• Stated problem:
Show every line in the records below that contains the word "thêm".
►
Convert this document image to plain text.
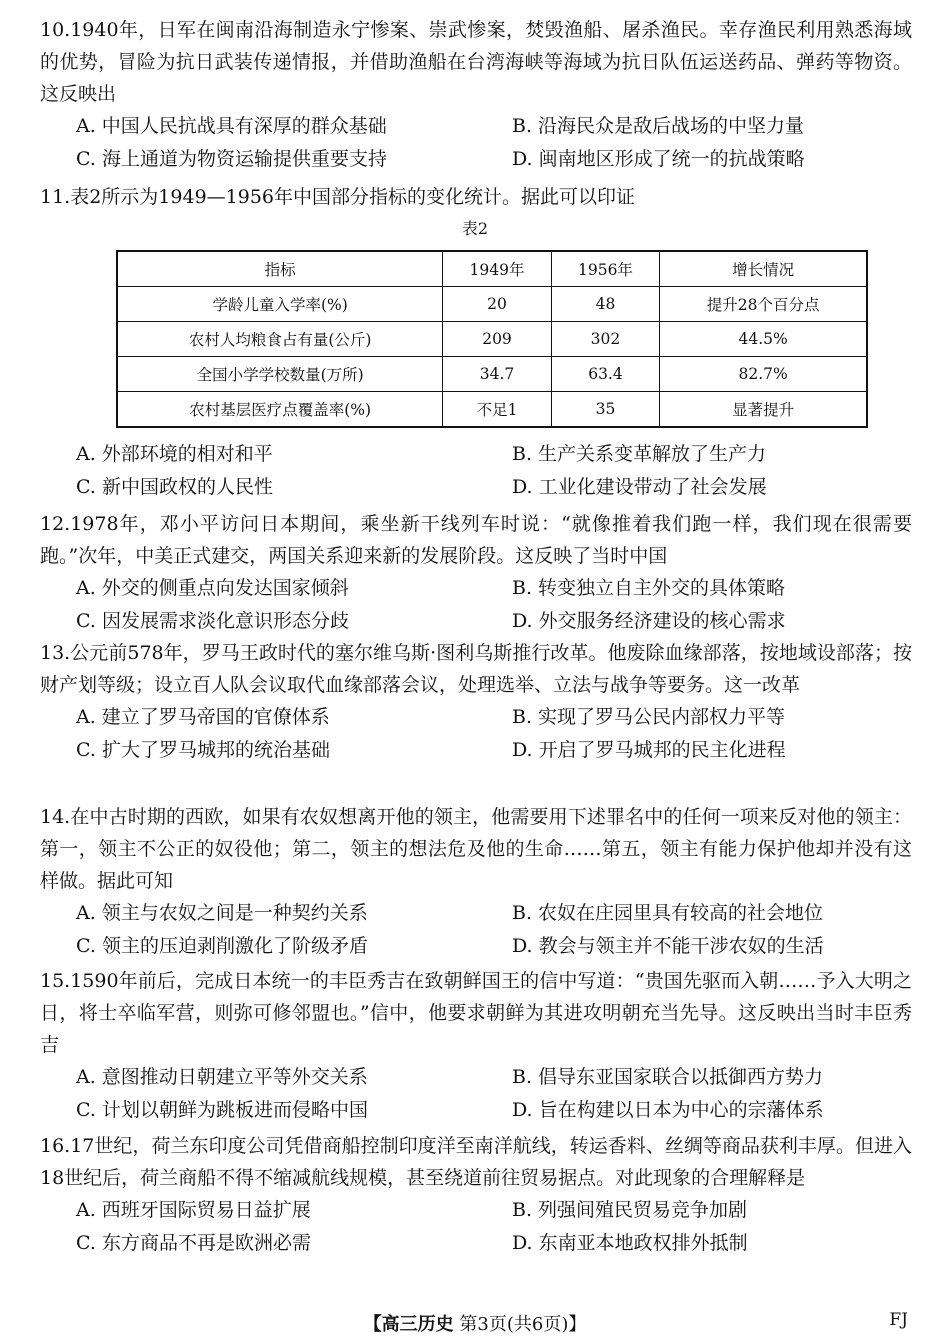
10.1940年，日军在闽南沿海制造永宁惨案、崇武惨案，焚毁渔船、屠杀渔民。幸存渔民利用熟悉海域的优势，冒险为抗日武装传递情报，并借助渔船在台湾海峡等海域为抗日队伍运送药品、弹药等物资。这反映出

A. 中国人民抗战具有深厚的群众基础	B. 沿海民众是敌后战场的中坚力量
C. 海上通道为物资运输提供重要支持	D. 闽南地区形成了统一的抗战策略

11.表2所示为1949—1956年中国部分指标的变化统计。据此可以印证

表2
指标	1949年	1956年	增长情况
学龄儿童入学率(%)	20	48	提升28个百分点
农村人均粮食占有量(公斤)	209	302	44.5%
全国小学学校数量(万所)	34.7	63.4	82.7%
农村基层医疗点覆盖率(%)	不足1	35	显著提升
A. 外部环境的相对和平	B. 生产关系变革解放了生产力
C. 新中国政权的人民性	D. 工业化建设带动了社会发展

12.1978年，邓小平访问日本期间，乘坐新干线列车时说：“就像推着我们跑一样，我们现在很需要跑。”次年，中美正式建交，两国关系迎来新的发展阶段。这反映了当时中国

A. 外交的侧重点向发达国家倾斜	B. 转变独立自主外交的具体策略
C. 因发展需求淡化意识形态分歧	D. 外交服务经济建设的核心需求

13.公元前578年，罗马王政时代的塞尔维乌斯·图利乌斯推行改革。他废除血缘部落，按地域设部落；按财产划等级；设立百人队会议取代血缘部落会议，处理选举、立法与战争等要务。这一改革

A. 建立了罗马帝国的官僚体系	B. 实现了罗马公民内部权力平等
C. 扩大了罗马城邦的统治基础	D. 开启了罗马城邦的民主化进程

14.在中古时期的西欧，如果有农奴想离开他的领主，他需要用下述罪名中的任何一项来反对他的领主：第一，领主不公正的奴役他；第二，领主的想法危及他的生命……第五，领主有能力保护他却并没有这样做。据此可知

A. 领主与农奴之间是一种契约关系	B. 农奴在庄园里具有较高的社会地位
C. 领主的压迫剥削激化了阶级矛盾	D. 教会与领主并不能干涉农奴的生活

15.1590年前后，完成日本统一的丰臣秀吉在致朝鲜国王的信中写道：“贵国先驱而入朝……予入大明之日，将士卒临军营，则弥可修邻盟也。”信中，他要求朝鲜为其进攻明朝充当先导。这反映出当时丰臣秀吉

A. 意图推动日朝建立平等外交关系	B. 倡导东亚国家联合以抵御西方势力
C. 计划以朝鲜为跳板进而侵略中国	D. 旨在构建以日本为中心的宗藩体系

16.17世纪，荷兰东印度公司凭借商船控制印度洋至南洋航线，转运香料、丝绸等商品获利丰厚。但进入18世纪后，荷兰商船不得不缩减航线规模，甚至绕道前往贸易据点。对此现象的合理解释是

A. 西班牙国际贸易日益扩展	B. 列强间殖民贸易竞争加剧
C. 东方商品不再是欧洲必需	D. 东南亚本地政权排外抵制
【高三历史 第3页(共6页)】	FJ
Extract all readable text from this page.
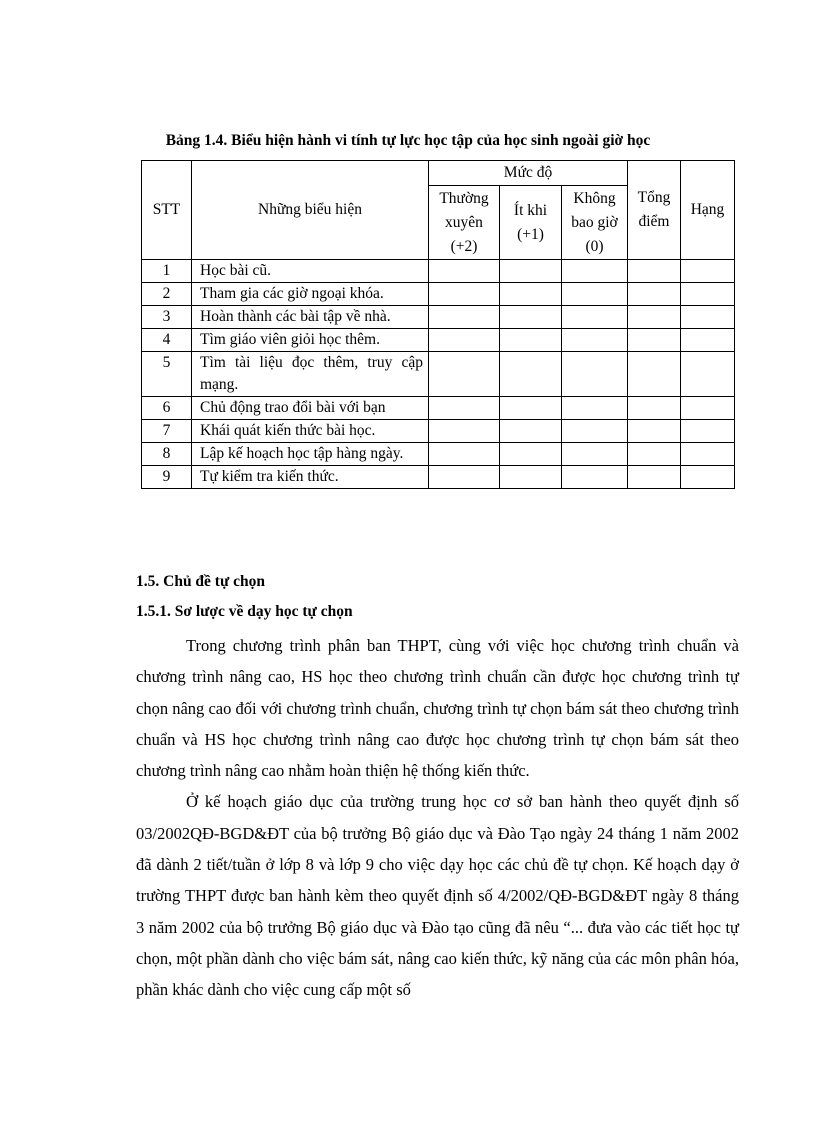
Bảng 1.4. Biểu hiện hành vi tính tự lực học tập của học sinh ngoài giờ học
STT	Những biểu hiện	Mức độ			Tổng điểm	Hạng
		Thường xuyên (+2)	Ít khi (+1)	Không bao giờ (0)		
1	Học bài cũ.					
2	Tham gia các giờ ngoại khóa.					
3	Hoàn thành các bài tập về nhà.					
4	Tìm giáo viên giỏi học thêm.					
5	Tìm tài liệu đọc thêm, truy cập mạng.					
6	Chủ động trao đổi bài với bạn					
7	Khái quát kiến thức bài học.					
8	Lập kế hoạch học tập hàng ngày.					
9	Tự kiểm tra kiến thức.					
1.5. Chủ đề tự chọn
1.5.1. Sơ lược về dạy học tự chọn

Trong chương trình phân ban THPT, cùng với việc học chương trình chuẩn và chương trình nâng cao, HS học theo chương trình chuẩn cần được học chương trình tự chọn nâng cao đối với chương trình chuẩn, chương trình tự chọn bám sát theo chương trình chuẩn và HS học chương trình nâng cao được học chương trình tự chọn bám sát theo chương trình nâng cao nhằm hoàn thiện hệ thống kiến thức.

Ở kế hoạch giáo dục của trường trung học cơ sở ban hành theo quyết định số 03/2002QĐ-BGD&ĐT của bộ trưởng Bộ giáo dục và Đào Tạo ngày 24 tháng 1 năm 2002 đã dành 2 tiết/tuần ở lớp 8 và lớp 9 cho việc dạy học các chủ đề tự chọn. Kế hoạch dạy ở trường THPT được ban hành kèm theo quyết định số 4/2002/QĐ-BGD&ĐT ngày 8 tháng 3 năm 2002 của bộ trưởng Bộ giáo dục và Đào tạo cũng đã nêu “... đưa vào các tiết học tự chọn, một phần dành cho việc bám sát, nâng cao kiến thức, kỹ năng của các môn phân hóa, phần khác dành cho việc cung cấp một số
◄
• Exercise answer:
4	Tìm giáo viên giỏi học thêm.					
5	Tìm tài liệu đọc thêm, truy cập mạng.					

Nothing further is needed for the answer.